**Do this:**
Would you extract the whole listing below and retype it exactly?

** begin Provided data **

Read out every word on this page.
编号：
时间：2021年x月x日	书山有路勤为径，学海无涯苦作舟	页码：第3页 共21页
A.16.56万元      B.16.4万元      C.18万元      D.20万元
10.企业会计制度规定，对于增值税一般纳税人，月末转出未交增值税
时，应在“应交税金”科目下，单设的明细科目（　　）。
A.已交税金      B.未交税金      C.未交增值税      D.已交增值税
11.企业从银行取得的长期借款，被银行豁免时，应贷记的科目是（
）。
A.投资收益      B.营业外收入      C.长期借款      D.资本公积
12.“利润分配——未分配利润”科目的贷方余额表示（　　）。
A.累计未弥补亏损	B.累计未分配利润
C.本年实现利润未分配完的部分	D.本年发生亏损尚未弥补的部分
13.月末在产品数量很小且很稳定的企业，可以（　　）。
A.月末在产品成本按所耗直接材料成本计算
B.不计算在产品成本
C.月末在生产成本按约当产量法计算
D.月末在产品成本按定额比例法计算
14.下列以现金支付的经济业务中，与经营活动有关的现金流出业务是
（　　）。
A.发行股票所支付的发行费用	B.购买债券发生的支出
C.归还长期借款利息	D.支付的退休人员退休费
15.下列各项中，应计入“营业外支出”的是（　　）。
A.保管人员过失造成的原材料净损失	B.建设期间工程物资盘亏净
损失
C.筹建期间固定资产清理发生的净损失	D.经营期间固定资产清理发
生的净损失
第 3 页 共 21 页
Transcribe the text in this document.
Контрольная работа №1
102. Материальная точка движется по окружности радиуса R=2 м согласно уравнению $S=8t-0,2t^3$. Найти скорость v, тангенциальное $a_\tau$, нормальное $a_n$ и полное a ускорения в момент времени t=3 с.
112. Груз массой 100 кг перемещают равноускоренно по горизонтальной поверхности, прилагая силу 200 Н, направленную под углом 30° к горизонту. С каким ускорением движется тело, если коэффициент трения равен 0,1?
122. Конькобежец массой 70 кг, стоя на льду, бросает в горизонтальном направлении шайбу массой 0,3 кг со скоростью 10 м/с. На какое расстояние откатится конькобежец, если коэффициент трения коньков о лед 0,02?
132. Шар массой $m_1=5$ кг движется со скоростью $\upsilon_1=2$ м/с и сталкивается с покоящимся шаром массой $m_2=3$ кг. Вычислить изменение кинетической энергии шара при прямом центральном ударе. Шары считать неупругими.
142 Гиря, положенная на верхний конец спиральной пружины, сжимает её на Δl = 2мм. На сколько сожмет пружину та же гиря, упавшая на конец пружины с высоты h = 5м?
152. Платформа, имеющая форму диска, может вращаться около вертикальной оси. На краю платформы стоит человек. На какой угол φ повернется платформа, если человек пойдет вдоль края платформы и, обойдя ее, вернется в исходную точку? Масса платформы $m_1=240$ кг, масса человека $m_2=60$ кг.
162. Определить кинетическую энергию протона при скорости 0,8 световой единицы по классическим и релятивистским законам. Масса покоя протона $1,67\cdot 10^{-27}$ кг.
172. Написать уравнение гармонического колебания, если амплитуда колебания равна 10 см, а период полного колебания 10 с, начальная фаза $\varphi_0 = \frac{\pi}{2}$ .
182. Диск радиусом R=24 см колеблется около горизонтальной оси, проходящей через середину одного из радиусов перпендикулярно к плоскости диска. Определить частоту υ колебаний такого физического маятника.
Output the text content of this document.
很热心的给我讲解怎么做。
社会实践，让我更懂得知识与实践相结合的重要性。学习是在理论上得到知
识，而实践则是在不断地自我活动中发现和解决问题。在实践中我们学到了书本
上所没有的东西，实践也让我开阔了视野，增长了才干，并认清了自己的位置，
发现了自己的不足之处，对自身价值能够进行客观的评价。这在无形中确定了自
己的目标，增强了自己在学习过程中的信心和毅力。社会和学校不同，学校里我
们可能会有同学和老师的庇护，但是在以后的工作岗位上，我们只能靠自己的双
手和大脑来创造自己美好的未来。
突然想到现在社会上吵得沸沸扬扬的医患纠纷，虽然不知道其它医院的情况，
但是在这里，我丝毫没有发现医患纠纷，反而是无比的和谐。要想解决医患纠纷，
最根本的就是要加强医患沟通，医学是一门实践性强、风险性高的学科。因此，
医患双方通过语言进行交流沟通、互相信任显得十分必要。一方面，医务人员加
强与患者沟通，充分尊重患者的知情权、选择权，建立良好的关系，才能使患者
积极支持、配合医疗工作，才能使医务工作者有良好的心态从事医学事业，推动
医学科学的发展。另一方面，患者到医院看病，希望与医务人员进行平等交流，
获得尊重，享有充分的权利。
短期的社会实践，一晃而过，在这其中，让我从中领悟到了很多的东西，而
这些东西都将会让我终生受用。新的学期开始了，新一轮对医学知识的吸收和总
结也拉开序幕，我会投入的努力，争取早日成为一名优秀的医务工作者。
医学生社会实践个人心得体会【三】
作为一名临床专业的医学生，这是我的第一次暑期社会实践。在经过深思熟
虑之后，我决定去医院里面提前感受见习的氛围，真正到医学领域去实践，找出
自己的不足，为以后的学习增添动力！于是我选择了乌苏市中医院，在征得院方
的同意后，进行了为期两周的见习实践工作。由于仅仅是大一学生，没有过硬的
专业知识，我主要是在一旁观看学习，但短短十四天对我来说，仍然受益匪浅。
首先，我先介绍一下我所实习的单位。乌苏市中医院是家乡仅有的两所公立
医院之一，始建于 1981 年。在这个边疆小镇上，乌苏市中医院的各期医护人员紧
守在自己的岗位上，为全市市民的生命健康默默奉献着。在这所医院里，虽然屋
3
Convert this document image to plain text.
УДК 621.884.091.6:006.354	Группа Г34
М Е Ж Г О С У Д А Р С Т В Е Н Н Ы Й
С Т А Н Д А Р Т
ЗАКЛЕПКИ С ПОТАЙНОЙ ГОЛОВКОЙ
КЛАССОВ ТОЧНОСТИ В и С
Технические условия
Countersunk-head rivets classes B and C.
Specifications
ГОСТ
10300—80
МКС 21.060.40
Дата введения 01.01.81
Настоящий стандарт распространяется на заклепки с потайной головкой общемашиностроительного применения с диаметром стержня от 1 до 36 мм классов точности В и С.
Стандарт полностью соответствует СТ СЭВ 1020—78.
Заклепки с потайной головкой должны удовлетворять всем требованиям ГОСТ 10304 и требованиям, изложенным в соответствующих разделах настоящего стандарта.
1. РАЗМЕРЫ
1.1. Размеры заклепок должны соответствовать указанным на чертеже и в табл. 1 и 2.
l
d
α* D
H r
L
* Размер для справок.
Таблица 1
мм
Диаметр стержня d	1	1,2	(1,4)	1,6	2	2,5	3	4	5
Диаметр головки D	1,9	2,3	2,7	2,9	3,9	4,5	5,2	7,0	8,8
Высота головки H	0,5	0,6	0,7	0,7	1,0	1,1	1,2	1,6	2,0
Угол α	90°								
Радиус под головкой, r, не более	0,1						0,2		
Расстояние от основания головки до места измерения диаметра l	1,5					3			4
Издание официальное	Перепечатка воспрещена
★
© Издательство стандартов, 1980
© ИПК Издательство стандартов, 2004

** end Provided data **

**The completed task:**
Read out every word on this page.
编号：
时间：2021年x月x日	书山有路勤为径，学海无涯苦作舟	页码：第3页 共21页
A.16.56万元      B.16.4万元      C.18万元      D.20万元
10.企业会计制度规定，对于增值税一般纳税人，月末转出未交增值税
时，应在“应交税金”科目下，单设的明细科目（　　）。
A.已交税金      B.未交税金      C.未交增值税      D.已交增值税
11.企业从银行取得的长期借款，被银行豁免时，应贷记的科目是（
）。
A.投资收益      B.营业外收入      C.长期借款      D.资本公积
12.“利润分配——未分配利润”科目的贷方余额表示（　　）。
A.累计未弥补亏损	B.累计未分配利润
C.本年实现利润未分配完的部分	D.本年发生亏损尚未弥补的部分
13.月末在产品数量很小且很稳定的企业，可以（　　）。
A.月末在产品成本按所耗直接材料成本计算
B.不计算在产品成本
C.月末在生产成本按约当产量法计算
D.月末在产品成本按定额比例法计算
14.下列以现金支付的经济业务中，与经营活动有关的现金流出业务是
（　　）。
A.发行股票所支付的发行费用	B.购买债券发生的支出
C.归还长期借款利息	D.支付的退休人员退休费
15.下列各项中，应计入“营业外支出”的是（　　）。
A.保管人员过失造成的原材料净损失	B.建设期间工程物资盘亏净
损失
C.筹建期间固定资产清理发生的净损失	D.经营期间固定资产清理发
生的净损失
第 3 页 共 21 页
Transcribe the text in this document.
Контрольная работа №1
102. Материальная точка движется по окружности радиуса R=2 м согласно уравнению $S=8t-0,2t^3$. Найти скорость v, тангенциальное $a_\tau$, нормальное $a_n$ и полное a ускорения в момент времени t=3 с.
112. Груз массой 100 кг перемещают равноускоренно по горизонтальной поверхности, прилагая силу 200 Н, направленную под углом 30° к горизонту. С каким ускорением движется тело, если коэффициент трения равен 0,1?
122. Конькобежец массой 70 кг, стоя на льду, бросает в горизонтальном направлении шайбу массой 0,3 кг со скоростью 10 м/с. На какое расстояние откатится конькобежец, если коэффициент трения коньков о лед 0,02?
132. Шар массой $m_1=5$ кг движется со скоростью $\upsilon_1=2$ м/с и сталкивается с покоящимся шаром массой $m_2=3$ кг. Вычислить изменение кинетической энергии шара при прямом центральном ударе. Шары считать неупругими.
142 Гиря, положенная на верхний конец спиральной пружины, сжимает её на Δl = 2мм. На сколько сожмет пружину та же гиря, упавшая на конец пружины с высоты h = 5м?
152. Платформа, имеющая форму диска, может вращаться около вертикальной оси. На краю платформы стоит человек. На какой угол φ повернется платформа, если человек пойдет вдоль края платформы и, обойдя ее, вернется в исходную точку? Масса платформы $m_1=240$ кг, масса человека $m_2=60$ кг.
162. Определить кинетическую энергию протона при скорости 0,8 световой единицы по классическим и релятивистским законам. Масса покоя протона $1,67\cdot 10^{-27}$ кг.
172. Написать уравнение гармонического колебания, если амплитуда колебания равна 10 см, а период полного колебания 10 с, начальная фаза $\varphi_0 = \frac{\pi}{2}$ .
182. Диск радиусом R=24 см колеблется около горизонтальной оси, проходящей через середину одного из радиусов перпендикулярно к плоскости диска. Определить частоту υ колебаний такого физического маятника.
Output the text content of this document.
很热心的给我讲解怎么做。
社会实践，让我更懂得知识与实践相结合的重要性。学习是在理论上得到知
识，而实践则是在不断地自我活动中发现和解决问题。在实践中我们学到了书本
上所没有的东西，实践也让我开阔了视野，增长了才干，并认清了自己的位置，
发现了自己的不足之处，对自身价值能够进行客观的评价。这在无形中确定了自
己的目标，增强了自己在学习过程中的信心和毅力。社会和学校不同，学校里我
们可能会有同学和老师的庇护，但是在以后的工作岗位上，我们只能靠自己的双
手和大脑来创造自己美好的未来。
突然想到现在社会上吵得沸沸扬扬的医患纠纷，虽然不知道其它医院的情况，
但是在这里，我丝毫没有发现医患纠纷，反而是无比的和谐。要想解决医患纠纷，
最根本的就是要加强医患沟通，医学是一门实践性强、风险性高的学科。因此，
医患双方通过语言进行交流沟通、互相信任显得十分必要。一方面，医务人员加
强与患者沟通，充分尊重患者的知情权、选择权，建立良好的关系，才能使患者
积极支持、配合医疗工作，才能使医务工作者有良好的心态从事医学事业，推动
医学科学的发展。另一方面，患者到医院看病，希望与医务人员进行平等交流，
获得尊重，享有充分的权利。
短期的社会实践，一晃而过，在这其中，让我从中领悟到了很多的东西，而
这些东西都将会让我终生受用。新的学期开始了，新一轮对医学知识的吸收和总
结也拉开序幕，我会投入的努力，争取早日成为一名优秀的医务工作者。
医学生社会实践个人心得体会【三】
作为一名临床专业的医学生，这是我的第一次暑期社会实践。在经过深思熟
虑之后，我决定去医院里面提前感受见习的氛围，真正到医学领域去实践，找出
自己的不足，为以后的学习增添动力！于是我选择了乌苏市中医院，在征得院方
的同意后，进行了为期两周的见习实践工作。由于仅仅是大一学生，没有过硬的
专业知识，我主要是在一旁观看学习，但短短十四天对我来说，仍然受益匪浅。
首先，我先介绍一下我所实习的单位。乌苏市中医院是家乡仅有的两所公立
医院之一，始建于 1981 年。在这个边疆小镇上，乌苏市中医院的各期医护人员紧
守在自己的岗位上，为全市市民的生命健康默默奉献着。在这所医院里，虽然屋
3
Convert this document image to plain text.
УДК 621.884.091.6:006.354	Группа Г34
М Е Ж Г О С У Д А Р С Т В Е Н Н Ы Й
С Т А Н Д А Р Т
ЗАКЛЕПКИ С ПОТАЙНОЙ ГОЛОВКОЙ
КЛАССОВ ТОЧНОСТИ В и С
Технические условия
Countersunk-head rivets classes B and C.
Specifications
ГОСТ
10300—80
МКС 21.060.40
Дата введения 01.01.81
Настоящий стандарт распространяется на заклепки с потайной головкой общемашиностроительного применения с диаметром стержня от 1 до 36 мм классов точности В и С.
Стандарт полностью соответствует СТ СЭВ 1020—78.
Заклепки с потайной головкой должны удовлетворять всем требованиям ГОСТ 10304 и требованиям, изложенным в соответствующих разделах настоящего стандарта.
1. РАЗМЕРЫ
1.1. Размеры заклепок должны соответствовать указанным на чертеже и в табл. 1 и 2.
l
d
α* D
H r
L
* Размер для справок.
Таблица 1
мм
Диаметр стержня d	1	1,2	(1,4)	1,6	2	2,5	3	4	5
Диаметр головки D	1,9	2,3	2,7	2,9	3,9	4,5	5,2	7,0	8,8
Высота головки H	0,5	0,6	0,7	0,7	1,0	1,1	1,2	1,6	2,0
Угол α	90°								
Радиус под головкой, r, не более	0,1						0,2		
Расстояние от основания головки до места измерения диаметра l	1,5					3			4
Издание официальное	Перепечатка воспрещена
★
© Издательство стандартов, 1980
© ИПК Издательство стандартов, 2004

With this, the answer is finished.